(Set problem) Write out the material below again, unchanged.
● ● ● ●
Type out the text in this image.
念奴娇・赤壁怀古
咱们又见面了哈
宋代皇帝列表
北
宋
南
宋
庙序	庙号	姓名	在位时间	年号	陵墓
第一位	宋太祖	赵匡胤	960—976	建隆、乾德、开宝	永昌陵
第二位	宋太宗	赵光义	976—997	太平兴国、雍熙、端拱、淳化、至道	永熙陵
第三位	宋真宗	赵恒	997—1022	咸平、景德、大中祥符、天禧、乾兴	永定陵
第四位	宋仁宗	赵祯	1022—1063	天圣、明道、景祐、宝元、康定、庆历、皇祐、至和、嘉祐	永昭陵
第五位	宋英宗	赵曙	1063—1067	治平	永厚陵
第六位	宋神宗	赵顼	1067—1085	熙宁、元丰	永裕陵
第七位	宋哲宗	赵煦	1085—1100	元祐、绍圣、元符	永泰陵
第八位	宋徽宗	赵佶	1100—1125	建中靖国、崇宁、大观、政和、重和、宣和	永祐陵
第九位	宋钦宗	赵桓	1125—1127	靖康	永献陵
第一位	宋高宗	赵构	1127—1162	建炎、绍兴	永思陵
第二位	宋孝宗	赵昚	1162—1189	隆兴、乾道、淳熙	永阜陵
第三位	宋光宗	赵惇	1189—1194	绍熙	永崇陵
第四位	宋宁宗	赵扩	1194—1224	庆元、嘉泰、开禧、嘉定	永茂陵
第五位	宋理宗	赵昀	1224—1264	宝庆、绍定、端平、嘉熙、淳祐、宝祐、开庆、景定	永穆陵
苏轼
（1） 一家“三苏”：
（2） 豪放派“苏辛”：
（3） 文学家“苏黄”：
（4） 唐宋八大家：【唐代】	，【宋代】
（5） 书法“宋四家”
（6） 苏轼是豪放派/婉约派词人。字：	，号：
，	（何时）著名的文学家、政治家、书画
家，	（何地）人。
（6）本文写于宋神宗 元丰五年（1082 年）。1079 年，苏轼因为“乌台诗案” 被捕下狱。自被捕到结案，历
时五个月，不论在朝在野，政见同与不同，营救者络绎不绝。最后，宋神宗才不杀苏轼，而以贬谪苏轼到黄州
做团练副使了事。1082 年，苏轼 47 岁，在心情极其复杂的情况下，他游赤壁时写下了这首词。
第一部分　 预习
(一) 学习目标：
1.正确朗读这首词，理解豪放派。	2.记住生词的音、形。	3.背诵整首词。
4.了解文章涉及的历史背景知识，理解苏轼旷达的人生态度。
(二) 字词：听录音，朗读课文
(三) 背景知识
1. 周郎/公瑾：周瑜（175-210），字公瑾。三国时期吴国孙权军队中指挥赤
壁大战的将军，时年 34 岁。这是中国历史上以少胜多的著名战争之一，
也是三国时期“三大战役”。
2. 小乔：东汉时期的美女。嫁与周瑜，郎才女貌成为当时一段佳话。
● ● ● ●
(Solution for this exercise)
Type out the text in this image.
念奴娇・赤壁怀古
咱们又见面了哈
宋代皇帝列表
北
宋
南
宋
庙序	庙号	姓名	在位时间	年号	陵墓
第一位	宋太祖	赵匡胤	960—976	建隆、乾德、开宝	永昌陵
第二位	宋太宗	赵光义	976—997	太平兴国、雍熙、端拱、淳化、至道	永熙陵
第三位	宋真宗	赵恒	997—1022	咸平、景德、大中祥符、天禧、乾兴	永定陵
第四位	宋仁宗	赵祯	1022—1063	天圣、明道、景祐、宝元、康定、庆历、皇祐、至和、嘉祐	永昭陵
第五位	宋英宗	赵曙	1063—1067	治平	永厚陵
第六位	宋神宗	赵顼	1067—1085	熙宁、元丰	永裕陵
第七位	宋哲宗	赵煦	1085—1100	元祐、绍圣、元符	永泰陵
第八位	宋徽宗	赵佶	1100—1125	建中靖国、崇宁、大观、政和、重和、宣和	永祐陵
第九位	宋钦宗	赵桓	1125—1127	靖康	永献陵
第一位	宋高宗	赵构	1127—1162	建炎、绍兴	永思陵
第二位	宋孝宗	赵昚	1162—1189	隆兴、乾道、淳熙	永阜陵
第三位	宋光宗	赵惇	1189—1194	绍熙	永崇陵
第四位	宋宁宗	赵扩	1194—1224	庆元、嘉泰、开禧、嘉定	永茂陵
第五位	宋理宗	赵昀	1224—1264	宝庆、绍定、端平、嘉熙、淳祐、宝祐、开庆、景定	永穆陵
苏轼
（1） 一家“三苏”：
（2） 豪放派“苏辛”：
（3） 文学家“苏黄”：
（4） 唐宋八大家：【唐代】	，【宋代】
（5） 书法“宋四家”
（6） 苏轼是豪放派/婉约派词人。字：	，号：
，	（何时）著名的文学家、政治家、书画
家，	（何地）人。
（6）本文写于宋神宗 元丰五年（1082 年）。1079 年，苏轼因为“乌台诗案” 被捕下狱。自被捕到结案，历
时五个月，不论在朝在野，政见同与不同，营救者络绎不绝。最后，宋神宗才不杀苏轼，而以贬谪苏轼到黄州
做团练副使了事。1082 年，苏轼 47 岁，在心情极其复杂的情况下，他游赤壁时写下了这首词。
第一部分　 预习
(一) 学习目标：
1.正确朗读这首词，理解豪放派。	2.记住生词的音、形。	3.背诵整首词。
4.了解文章涉及的历史背景知识，理解苏轼旷达的人生态度。
(二) 字词：听录音，朗读课文
(三) 背景知识
1. 周郎/公瑾：周瑜（175-210），字公瑾。三国时期吴国孙权军队中指挥赤
壁大战的将军，时年 34 岁。这是中国历史上以少胜多的著名战争之一，
也是三国时期“三大战役”。
2. 小乔：东汉时期的美女。嫁与周瑜，郎才女貌成为当时一段佳话。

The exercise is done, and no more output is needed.